BEGIN

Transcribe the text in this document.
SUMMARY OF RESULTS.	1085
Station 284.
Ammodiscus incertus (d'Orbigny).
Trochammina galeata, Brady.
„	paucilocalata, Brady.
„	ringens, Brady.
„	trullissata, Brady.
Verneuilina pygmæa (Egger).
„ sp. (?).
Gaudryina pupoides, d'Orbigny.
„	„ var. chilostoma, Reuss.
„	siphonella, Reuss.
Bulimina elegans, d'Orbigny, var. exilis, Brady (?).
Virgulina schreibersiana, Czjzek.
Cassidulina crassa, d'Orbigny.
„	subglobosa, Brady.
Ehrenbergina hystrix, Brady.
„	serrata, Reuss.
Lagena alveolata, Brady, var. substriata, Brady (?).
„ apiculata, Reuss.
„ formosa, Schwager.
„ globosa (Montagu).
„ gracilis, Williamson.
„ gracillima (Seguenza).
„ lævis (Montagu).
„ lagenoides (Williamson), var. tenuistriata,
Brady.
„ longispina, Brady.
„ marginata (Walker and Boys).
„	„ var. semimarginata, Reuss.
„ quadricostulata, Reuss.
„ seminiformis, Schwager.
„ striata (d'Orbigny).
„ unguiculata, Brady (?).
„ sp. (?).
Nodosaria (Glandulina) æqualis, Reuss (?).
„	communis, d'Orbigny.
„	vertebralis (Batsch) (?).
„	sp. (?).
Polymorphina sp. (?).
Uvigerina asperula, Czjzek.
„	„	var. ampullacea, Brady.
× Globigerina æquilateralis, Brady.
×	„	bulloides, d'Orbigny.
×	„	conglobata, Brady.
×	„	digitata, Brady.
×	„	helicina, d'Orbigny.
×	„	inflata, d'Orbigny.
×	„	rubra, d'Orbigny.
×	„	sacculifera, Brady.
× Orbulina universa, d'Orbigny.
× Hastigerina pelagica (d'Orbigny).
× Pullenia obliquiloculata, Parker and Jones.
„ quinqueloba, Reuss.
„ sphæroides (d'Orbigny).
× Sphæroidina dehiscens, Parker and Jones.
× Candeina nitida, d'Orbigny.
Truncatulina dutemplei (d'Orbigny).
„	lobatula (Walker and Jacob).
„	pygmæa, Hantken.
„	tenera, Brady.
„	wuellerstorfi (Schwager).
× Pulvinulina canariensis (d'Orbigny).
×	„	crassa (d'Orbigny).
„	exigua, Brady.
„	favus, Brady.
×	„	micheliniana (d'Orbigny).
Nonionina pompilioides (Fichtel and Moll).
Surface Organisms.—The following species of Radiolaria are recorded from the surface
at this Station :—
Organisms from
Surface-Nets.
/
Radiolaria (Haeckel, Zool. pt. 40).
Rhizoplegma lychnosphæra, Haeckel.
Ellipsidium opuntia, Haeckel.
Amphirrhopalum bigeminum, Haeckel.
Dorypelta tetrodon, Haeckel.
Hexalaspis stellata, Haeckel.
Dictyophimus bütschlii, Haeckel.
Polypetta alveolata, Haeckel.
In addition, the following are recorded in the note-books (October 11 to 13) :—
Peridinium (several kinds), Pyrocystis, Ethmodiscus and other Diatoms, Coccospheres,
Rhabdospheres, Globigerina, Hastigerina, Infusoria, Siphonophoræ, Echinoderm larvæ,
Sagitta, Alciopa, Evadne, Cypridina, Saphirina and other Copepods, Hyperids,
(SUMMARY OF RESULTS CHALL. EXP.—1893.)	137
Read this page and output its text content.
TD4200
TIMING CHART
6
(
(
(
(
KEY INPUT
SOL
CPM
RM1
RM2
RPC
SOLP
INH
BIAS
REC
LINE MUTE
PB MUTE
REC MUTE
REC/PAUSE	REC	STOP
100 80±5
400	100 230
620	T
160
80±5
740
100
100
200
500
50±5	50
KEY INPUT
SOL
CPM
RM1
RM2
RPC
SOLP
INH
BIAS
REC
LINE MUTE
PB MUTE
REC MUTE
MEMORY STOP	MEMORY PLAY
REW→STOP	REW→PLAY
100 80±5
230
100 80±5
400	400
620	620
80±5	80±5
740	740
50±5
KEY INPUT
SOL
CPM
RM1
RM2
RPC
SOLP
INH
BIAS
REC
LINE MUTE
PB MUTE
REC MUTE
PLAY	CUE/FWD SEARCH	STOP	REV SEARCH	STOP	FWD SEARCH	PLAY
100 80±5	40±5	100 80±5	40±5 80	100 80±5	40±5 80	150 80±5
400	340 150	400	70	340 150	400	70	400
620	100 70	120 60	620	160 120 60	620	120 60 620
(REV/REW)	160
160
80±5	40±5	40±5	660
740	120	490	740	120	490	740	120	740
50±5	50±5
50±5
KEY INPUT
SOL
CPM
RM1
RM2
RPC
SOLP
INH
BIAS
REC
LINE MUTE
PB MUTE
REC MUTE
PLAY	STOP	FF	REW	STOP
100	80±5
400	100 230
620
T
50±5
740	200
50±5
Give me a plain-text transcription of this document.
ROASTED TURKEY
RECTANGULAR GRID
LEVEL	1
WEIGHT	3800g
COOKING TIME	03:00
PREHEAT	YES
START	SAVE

END

# [Task requirements]
All of the entries need to be reproduced exactly; please write them out.

# [Correct result]
Transcribe the text in this document.
SUMMARY OF RESULTS.	1085
Station 284.
Ammodiscus incertus (d'Orbigny).
Trochammina galeata, Brady.
„	paucilocalata, Brady.
„	ringens, Brady.
„	trullissata, Brady.
Verneuilina pygmæa (Egger).
„ sp. (?).
Gaudryina pupoides, d'Orbigny.
„	„ var. chilostoma, Reuss.
„	siphonella, Reuss.
Bulimina elegans, d'Orbigny, var. exilis, Brady (?).
Virgulina schreibersiana, Czjzek.
Cassidulina crassa, d'Orbigny.
„	subglobosa, Brady.
Ehrenbergina hystrix, Brady.
„	serrata, Reuss.
Lagena alveolata, Brady, var. substriata, Brady (?).
„ apiculata, Reuss.
„ formosa, Schwager.
„ globosa (Montagu).
„ gracilis, Williamson.
„ gracillima (Seguenza).
„ lævis (Montagu).
„ lagenoides (Williamson), var. tenuistriata,
Brady.
„ longispina, Brady.
„ marginata (Walker and Boys).
„	„ var. semimarginata, Reuss.
„ quadricostulata, Reuss.
„ seminiformis, Schwager.
„ striata (d'Orbigny).
„ unguiculata, Brady (?).
„ sp. (?).
Nodosaria (Glandulina) æqualis, Reuss (?).
„	communis, d'Orbigny.
„	vertebralis (Batsch) (?).
„	sp. (?).
Polymorphina sp. (?).
Uvigerina asperula, Czjzek.
„	„	var. ampullacea, Brady.
× Globigerina æquilateralis, Brady.
×	„	bulloides, d'Orbigny.
×	„	conglobata, Brady.
×	„	digitata, Brady.
×	„	helicina, d'Orbigny.
×	„	inflata, d'Orbigny.
×	„	rubra, d'Orbigny.
×	„	sacculifera, Brady.
× Orbulina universa, d'Orbigny.
× Hastigerina pelagica (d'Orbigny).
× Pullenia obliquiloculata, Parker and Jones.
„ quinqueloba, Reuss.
„ sphæroides (d'Orbigny).
× Sphæroidina dehiscens, Parker and Jones.
× Candeina nitida, d'Orbigny.
Truncatulina dutemplei (d'Orbigny).
„	lobatula (Walker and Jacob).
„	pygmæa, Hantken.
„	tenera, Brady.
„	wuellerstorfi (Schwager).
× Pulvinulina canariensis (d'Orbigny).
×	„	crassa (d'Orbigny).
„	exigua, Brady.
„	favus, Brady.
×	„	micheliniana (d'Orbigny).
Nonionina pompilioides (Fichtel and Moll).
Surface Organisms.—The following species of Radiolaria are recorded from the surface
at this Station :—
Organisms from
Surface-Nets.
/
Radiolaria (Haeckel, Zool. pt. 40).
Rhizoplegma lychnosphæra, Haeckel.
Ellipsidium opuntia, Haeckel.
Amphirrhopalum bigeminum, Haeckel.
Dorypelta tetrodon, Haeckel.
Hexalaspis stellata, Haeckel.
Dictyophimus bütschlii, Haeckel.
Polypetta alveolata, Haeckel.
In addition, the following are recorded in the note-books (October 11 to 13) :—
Peridinium (several kinds), Pyrocystis, Ethmodiscus and other Diatoms, Coccospheres,
Rhabdospheres, Globigerina, Hastigerina, Infusoria, Siphonophoræ, Echinoderm larvæ,
Sagitta, Alciopa, Evadne, Cypridina, Saphirina and other Copepods, Hyperids,
(SUMMARY OF RESULTS CHALL. EXP.—1893.)	137
Read this page and output its text content.
TD4200
TIMING CHART
6
(
(
(
(
KEY INPUT
SOL
CPM
RM1
RM2
RPC
SOLP
INH
BIAS
REC
LINE MUTE
PB MUTE
REC MUTE
REC/PAUSE	REC	STOP
100 80±5
400	100 230
620	T
160
80±5
740
100
100
200
500
50±5	50
KEY INPUT
SOL
CPM
RM1
RM2
RPC
SOLP
INH
BIAS
REC
LINE MUTE
PB MUTE
REC MUTE
MEMORY STOP	MEMORY PLAY
REW→STOP	REW→PLAY
100 80±5
230
100 80±5
400	400
620	620
80±5	80±5
740	740
50±5
KEY INPUT
SOL
CPM
RM1
RM2
RPC
SOLP
INH
BIAS
REC
LINE MUTE
PB MUTE
REC MUTE
PLAY	CUE/FWD SEARCH	STOP	REV SEARCH	STOP	FWD SEARCH	PLAY
100 80±5	40±5	100 80±5	40±5 80	100 80±5	40±5 80	150 80±5
400	340 150	400	70	340 150	400	70	400
620	100 70	120 60	620	160 120 60	620	120 60 620
(REV/REW)	160
160
80±5	40±5	40±5	660
740	120	490	740	120	490	740	120	740
50±5	50±5
50±5
KEY INPUT
SOL
CPM
RM1
RM2
RPC
SOLP
INH
BIAS
REC
LINE MUTE
PB MUTE
REC MUTE
PLAY	STOP	FF	REW	STOP
100	80±5
400	100 230
620
T
50±5
740	200
50±5
Give me a plain-text transcription of this document.
ROASTED TURKEY
RECTANGULAR GRID
LEVEL	1
WEIGHT	3800g
COOKING TIME	03:00
PREHEAT	YES
START	SAVE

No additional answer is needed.